AUSGANGSTEXT:

Die Revision wird zurückgewiesen.

Die beklagte Partei ist schuldig, der klagenden Partei die mit 1.332,54 EUR (darin 222,09 EUR USt) bestimmten Kosten der Revisionsbeantwortung binnen 14 Tagen zu ersetzen.

Text

Begründung:

[1]       Die Klägerin vertrat die Ehefrau des Beklagten im Zuge ihrer Ehescheidung vom Beklagten, der häufig bei der Klägerin anrief und dabei auch deren Mitarbeiterinnen beschimpfte. An einem Tag rief er an, weil er eine Abänderung des angestrebten Scheidungsvergleichs erreichen wollte. Nach Beendigung dieses Telefonats durch die Klägerin versuchte er etwa eine Stunde lang im „Sekundenabstand“, bei der Klägerin anzurufen. Da durch diese ständigen Anrufe die Telefonleitung permanent blockiert war, ließ die Klägerin die Telefonnummer des Beklagten in ihrer Telefonanlage sperren, sodass der Beklagte mit seiner Nummer bei der Klägerin nicht mehr anrufen konnte. In der Folge verfasste der Beklagte auf Google Maps eine Bewertung über die Klägerin, wobei er lediglich einen von fünf Sternen vergab und dazu schrieb: „Meine Anrufe werden ignoriert und meine Nr. wurde gesperrt, somit ist die Rechtsanwalts Kanzlei mit meiner Nr. nicht erreichbar.“

[2]       Die Vorinstanzen gaben dem auf Löschung und Unterlassung gerichteten Begehren der Klägerin statt. Das Berufungsgericht ließ die ordentliche Revision zu, weil (österreichische) Judikatur zu vergleichbaren Sachverhalten fehle und deshalb auf deutsche Judikatur zurückgegriffen worden sei.

VERFÜGBARE DATEN:
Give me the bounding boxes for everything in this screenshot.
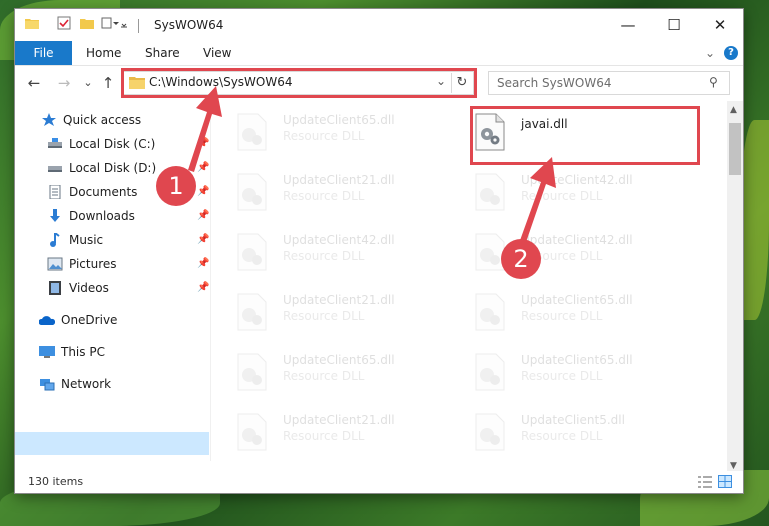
- step-2-badge: 2: [501, 239, 541, 279]
- arrow-2: [518, 157, 556, 248]
- step-1-badge: 1: [156, 166, 196, 206]
- annotation-arrows: [188, 86, 556, 248]
- arrow-1: [188, 86, 222, 172]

ARBEITSANWEISUNGEN:
[a] Ändern Sie im Auszug aus der Gerichtsentscheidung den Abschnitt von „[2]       Die Vorinstanzen“ bis „zurückgegriffen worden sei.“, indem Sie „Berufungsgericht“ durch „Gericht zweiter Instanz“ ersetzen, und geben Sie diesen Abschnitt so geändert wieder.
[b] Formatieren Sie alle Zeilen unter „Verfügbare Daten“ als zweispaltige CSV mit den Spalten „eingabe“ und „ausgabe“, wobei jede Datenzeile eine CSV-Zeile mit ihrem Text und der zugehörigen Antwort ergibt, jeweils in einem Feld in Anführungszeichen und mit Leerzeichen statt Zeilenumbrüchen. Lassen Sie die Bilder weg.

LÖSUNGEN ZUR ÜBUNG:
[a]
[2]       Die Vorinstanzen gaben dem auf Löschung und Unterlassung gerichteten Begehren der Klägerin statt. Das Gericht zweiter Instanz ließ die ordentliche Revision zu, weil (österreichische) Judikatur zu vergleichbaren Sachverhalten fehle und deshalb auf deutsche Judikatur zurückgegriffen worden sei.

[b]
eingabe,ausgabe
"Give me the bounding boxes for everything in this screenshot.","- step-2-badge: 2: [501, 239, 541, 279] - arrow-2: [518, 157, 556, 248] - step-1-badge: 1: [156, 166, 196, 206] - annotation-arrows: [188, 86, 556, 248] - arrow-1: [188, 86, 222, 172]"